▸ **Written task**:
In full and without alteration, give the listing again.

▸ **Data for the task**:
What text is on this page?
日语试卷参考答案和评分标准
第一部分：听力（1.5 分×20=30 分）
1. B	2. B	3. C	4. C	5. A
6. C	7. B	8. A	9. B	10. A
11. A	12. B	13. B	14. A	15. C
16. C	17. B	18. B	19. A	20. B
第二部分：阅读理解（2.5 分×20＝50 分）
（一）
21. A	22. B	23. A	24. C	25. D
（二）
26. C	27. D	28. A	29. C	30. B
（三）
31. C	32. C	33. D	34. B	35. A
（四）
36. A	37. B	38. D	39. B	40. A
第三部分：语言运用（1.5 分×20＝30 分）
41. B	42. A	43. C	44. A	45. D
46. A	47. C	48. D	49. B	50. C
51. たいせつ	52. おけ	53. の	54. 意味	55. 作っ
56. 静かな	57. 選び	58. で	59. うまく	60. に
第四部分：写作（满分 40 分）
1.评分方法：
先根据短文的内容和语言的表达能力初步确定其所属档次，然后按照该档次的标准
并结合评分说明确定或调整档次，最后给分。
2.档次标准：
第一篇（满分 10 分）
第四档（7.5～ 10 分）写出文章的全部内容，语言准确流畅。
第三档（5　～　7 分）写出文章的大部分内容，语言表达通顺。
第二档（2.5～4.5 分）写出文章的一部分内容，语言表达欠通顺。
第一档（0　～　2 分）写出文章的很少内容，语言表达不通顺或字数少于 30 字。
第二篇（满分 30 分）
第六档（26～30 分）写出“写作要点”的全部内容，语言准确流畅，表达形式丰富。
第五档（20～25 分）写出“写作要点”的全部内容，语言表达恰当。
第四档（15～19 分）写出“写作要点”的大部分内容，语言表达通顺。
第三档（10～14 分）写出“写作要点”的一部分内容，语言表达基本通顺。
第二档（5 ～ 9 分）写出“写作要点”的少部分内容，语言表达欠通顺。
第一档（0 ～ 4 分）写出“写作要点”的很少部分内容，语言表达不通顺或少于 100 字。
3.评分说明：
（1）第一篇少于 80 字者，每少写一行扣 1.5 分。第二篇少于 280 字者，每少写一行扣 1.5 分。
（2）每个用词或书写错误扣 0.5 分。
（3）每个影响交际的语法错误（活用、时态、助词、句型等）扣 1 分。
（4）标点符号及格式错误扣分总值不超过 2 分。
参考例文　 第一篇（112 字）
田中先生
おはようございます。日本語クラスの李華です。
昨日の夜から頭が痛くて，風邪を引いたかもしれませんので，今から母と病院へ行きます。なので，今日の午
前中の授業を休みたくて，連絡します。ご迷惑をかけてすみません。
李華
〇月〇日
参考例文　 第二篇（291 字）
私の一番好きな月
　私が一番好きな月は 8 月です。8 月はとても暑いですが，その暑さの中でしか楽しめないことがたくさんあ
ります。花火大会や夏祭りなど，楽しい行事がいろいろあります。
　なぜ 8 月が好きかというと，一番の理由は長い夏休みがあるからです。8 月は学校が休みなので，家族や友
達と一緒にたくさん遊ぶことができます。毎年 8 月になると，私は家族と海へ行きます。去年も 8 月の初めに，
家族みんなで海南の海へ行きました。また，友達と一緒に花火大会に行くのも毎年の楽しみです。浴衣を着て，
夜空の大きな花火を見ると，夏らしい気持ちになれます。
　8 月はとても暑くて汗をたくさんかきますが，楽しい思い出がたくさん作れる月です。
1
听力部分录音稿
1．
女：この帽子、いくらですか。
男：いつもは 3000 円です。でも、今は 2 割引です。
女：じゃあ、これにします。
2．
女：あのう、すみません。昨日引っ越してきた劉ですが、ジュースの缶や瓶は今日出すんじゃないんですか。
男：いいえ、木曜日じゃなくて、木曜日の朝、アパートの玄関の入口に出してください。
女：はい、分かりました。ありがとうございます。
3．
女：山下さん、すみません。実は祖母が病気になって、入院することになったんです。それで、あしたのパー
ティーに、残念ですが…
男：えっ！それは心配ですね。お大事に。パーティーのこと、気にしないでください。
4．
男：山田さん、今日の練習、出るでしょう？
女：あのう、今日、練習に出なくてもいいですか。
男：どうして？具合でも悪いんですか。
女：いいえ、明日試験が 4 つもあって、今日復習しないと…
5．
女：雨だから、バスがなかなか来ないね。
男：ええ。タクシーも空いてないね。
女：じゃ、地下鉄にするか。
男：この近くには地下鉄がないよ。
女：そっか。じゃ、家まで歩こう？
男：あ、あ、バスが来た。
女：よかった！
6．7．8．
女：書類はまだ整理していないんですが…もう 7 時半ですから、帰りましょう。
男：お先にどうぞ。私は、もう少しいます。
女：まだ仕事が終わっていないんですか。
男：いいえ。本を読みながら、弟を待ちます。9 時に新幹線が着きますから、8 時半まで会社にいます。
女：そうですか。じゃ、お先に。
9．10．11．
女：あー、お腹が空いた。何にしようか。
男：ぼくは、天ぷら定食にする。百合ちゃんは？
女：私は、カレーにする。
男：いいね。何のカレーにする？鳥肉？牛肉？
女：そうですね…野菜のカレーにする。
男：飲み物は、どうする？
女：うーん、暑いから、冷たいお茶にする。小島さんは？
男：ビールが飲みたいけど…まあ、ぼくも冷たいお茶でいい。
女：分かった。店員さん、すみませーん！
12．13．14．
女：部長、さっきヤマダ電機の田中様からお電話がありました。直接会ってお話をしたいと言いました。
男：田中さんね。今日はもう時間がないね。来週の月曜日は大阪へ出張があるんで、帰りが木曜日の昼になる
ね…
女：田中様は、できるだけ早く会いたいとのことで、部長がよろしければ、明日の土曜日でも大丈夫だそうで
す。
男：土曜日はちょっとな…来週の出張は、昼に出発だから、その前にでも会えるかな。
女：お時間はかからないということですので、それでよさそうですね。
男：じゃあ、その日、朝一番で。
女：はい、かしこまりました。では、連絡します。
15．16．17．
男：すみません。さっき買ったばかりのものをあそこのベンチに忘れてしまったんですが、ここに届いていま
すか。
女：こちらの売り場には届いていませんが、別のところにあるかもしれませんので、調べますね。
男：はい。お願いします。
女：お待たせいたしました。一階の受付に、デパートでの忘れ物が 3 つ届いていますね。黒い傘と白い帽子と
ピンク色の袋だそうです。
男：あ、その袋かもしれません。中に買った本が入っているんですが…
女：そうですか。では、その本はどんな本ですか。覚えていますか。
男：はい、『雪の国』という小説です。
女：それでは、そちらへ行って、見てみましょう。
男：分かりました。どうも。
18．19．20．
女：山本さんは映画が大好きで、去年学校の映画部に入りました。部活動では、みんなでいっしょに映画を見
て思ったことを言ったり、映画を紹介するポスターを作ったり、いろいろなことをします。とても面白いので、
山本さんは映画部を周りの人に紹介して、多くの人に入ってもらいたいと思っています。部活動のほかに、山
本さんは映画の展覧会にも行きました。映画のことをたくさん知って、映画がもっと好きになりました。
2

▸ **Solution**:
What text is on this page?
日语试卷参考答案和评分标准
第一部分：听力（1.5 分×20=30 分）
1. B	2. B	3. C	4. C	5. A
6. C	7. B	8. A	9. B	10. A
11. A	12. B	13. B	14. A	15. C
16. C	17. B	18. B	19. A	20. B
第二部分：阅读理解（2.5 分×20＝50 分）
（一）
21. A	22. B	23. A	24. C	25. D
（二）
26. C	27. D	28. A	29. C	30. B
（三）
31. C	32. C	33. D	34. B	35. A
（四）
36. A	37. B	38. D	39. B	40. A
第三部分：语言运用（1.5 分×20＝30 分）
41. B	42. A	43. C	44. A	45. D
46. A	47. C	48. D	49. B	50. C
51. たいせつ	52. おけ	53. の	54. 意味	55. 作っ
56. 静かな	57. 選び	58. で	59. うまく	60. に
第四部分：写作（满分 40 分）
1.评分方法：
先根据短文的内容和语言的表达能力初步确定其所属档次，然后按照该档次的标准
并结合评分说明确定或调整档次，最后给分。
2.档次标准：
第一篇（满分 10 分）
第四档（7.5～ 10 分）写出文章的全部内容，语言准确流畅。
第三档（5　～　7 分）写出文章的大部分内容，语言表达通顺。
第二档（2.5～4.5 分）写出文章的一部分内容，语言表达欠通顺。
第一档（0　～　2 分）写出文章的很少内容，语言表达不通顺或字数少于 30 字。
第二篇（满分 30 分）
第六档（26～30 分）写出“写作要点”的全部内容，语言准确流畅，表达形式丰富。
第五档（20～25 分）写出“写作要点”的全部内容，语言表达恰当。
第四档（15～19 分）写出“写作要点”的大部分内容，语言表达通顺。
第三档（10～14 分）写出“写作要点”的一部分内容，语言表达基本通顺。
第二档（5 ～ 9 分）写出“写作要点”的少部分内容，语言表达欠通顺。
第一档（0 ～ 4 分）写出“写作要点”的很少部分内容，语言表达不通顺或少于 100 字。
3.评分说明：
（1）第一篇少于 80 字者，每少写一行扣 1.5 分。第二篇少于 280 字者，每少写一行扣 1.5 分。
（2）每个用词或书写错误扣 0.5 分。
（3）每个影响交际的语法错误（活用、时态、助词、句型等）扣 1 分。
（4）标点符号及格式错误扣分总值不超过 2 分。
参考例文　 第一篇（112 字）
田中先生
おはようございます。日本語クラスの李華です。
昨日の夜から頭が痛くて，風邪を引いたかもしれませんので，今から母と病院へ行きます。なので，今日の午
前中の授業を休みたくて，連絡します。ご迷惑をかけてすみません。
李華
〇月〇日
参考例文　 第二篇（291 字）
私の一番好きな月
　私が一番好きな月は 8 月です。8 月はとても暑いですが，その暑さの中でしか楽しめないことがたくさんあ
ります。花火大会や夏祭りなど，楽しい行事がいろいろあります。
　なぜ 8 月が好きかというと，一番の理由は長い夏休みがあるからです。8 月は学校が休みなので，家族や友
達と一緒にたくさん遊ぶことができます。毎年 8 月になると，私は家族と海へ行きます。去年も 8 月の初めに，
家族みんなで海南の海へ行きました。また，友達と一緒に花火大会に行くのも毎年の楽しみです。浴衣を着て，
夜空の大きな花火を見ると，夏らしい気持ちになれます。
　8 月はとても暑くて汗をたくさんかきますが，楽しい思い出がたくさん作れる月です。
1
听力部分录音稿
1．
女：この帽子、いくらですか。
男：いつもは 3000 円です。でも、今は 2 割引です。
女：じゃあ、これにします。
2．
女：あのう、すみません。昨日引っ越してきた劉ですが、ジュースの缶や瓶は今日出すんじゃないんですか。
男：いいえ、木曜日じゃなくて、木曜日の朝、アパートの玄関の入口に出してください。
女：はい、分かりました。ありがとうございます。
3．
女：山下さん、すみません。実は祖母が病気になって、入院することになったんです。それで、あしたのパー
ティーに、残念ですが…
男：えっ！それは心配ですね。お大事に。パーティーのこと、気にしないでください。
4．
男：山田さん、今日の練習、出るでしょう？
女：あのう、今日、練習に出なくてもいいですか。
男：どうして？具合でも悪いんですか。
女：いいえ、明日試験が 4 つもあって、今日復習しないと…
5．
女：雨だから、バスがなかなか来ないね。
男：ええ。タクシーも空いてないね。
女：じゃ、地下鉄にするか。
男：この近くには地下鉄がないよ。
女：そっか。じゃ、家まで歩こう？
男：あ、あ、バスが来た。
女：よかった！
6．7．8．
女：書類はまだ整理していないんですが…もう 7 時半ですから、帰りましょう。
男：お先にどうぞ。私は、もう少しいます。
女：まだ仕事が終わっていないんですか。
男：いいえ。本を読みながら、弟を待ちます。9 時に新幹線が着きますから、8 時半まで会社にいます。
女：そうですか。じゃ、お先に。
9．10．11．
女：あー、お腹が空いた。何にしようか。
男：ぼくは、天ぷら定食にする。百合ちゃんは？
女：私は、カレーにする。
男：いいね。何のカレーにする？鳥肉？牛肉？
女：そうですね…野菜のカレーにする。
男：飲み物は、どうする？
女：うーん、暑いから、冷たいお茶にする。小島さんは？
男：ビールが飲みたいけど…まあ、ぼくも冷たいお茶でいい。
女：分かった。店員さん、すみませーん！
12．13．14．
女：部長、さっきヤマダ電機の田中様からお電話がありました。直接会ってお話をしたいと言いました。
男：田中さんね。今日はもう時間がないね。来週の月曜日は大阪へ出張があるんで、帰りが木曜日の昼になる
ね…
女：田中様は、できるだけ早く会いたいとのことで、部長がよろしければ、明日の土曜日でも大丈夫だそうで
す。
男：土曜日はちょっとな…来週の出張は、昼に出発だから、その前にでも会えるかな。
女：お時間はかからないということですので、それでよさそうですね。
男：じゃあ、その日、朝一番で。
女：はい、かしこまりました。では、連絡します。
15．16．17．
男：すみません。さっき買ったばかりのものをあそこのベンチに忘れてしまったんですが、ここに届いていま
すか。
女：こちらの売り場には届いていませんが、別のところにあるかもしれませんので、調べますね。
男：はい。お願いします。
女：お待たせいたしました。一階の受付に、デパートでの忘れ物が 3 つ届いていますね。黒い傘と白い帽子と
ピンク色の袋だそうです。
男：あ、その袋かもしれません。中に買った本が入っているんですが…
女：そうですか。では、その本はどんな本ですか。覚えていますか。
男：はい、『雪の国』という小説です。
女：それでは、そちらへ行って、見てみましょう。
男：分かりました。どうも。
18．19．20．
女：山本さんは映画が大好きで、去年学校の映画部に入りました。部活動では、みんなでいっしょに映画を見
て思ったことを言ったり、映画を紹介するポスターを作ったり、いろいろなことをします。とても面白いので、
山本さんは映画部を周りの人に紹介して、多くの人に入ってもらいたいと思っています。部活動のほかに、山
本さんは映画の展覧会にも行きました。映画のことをたくさん知って、映画がもっと好きになりました。
2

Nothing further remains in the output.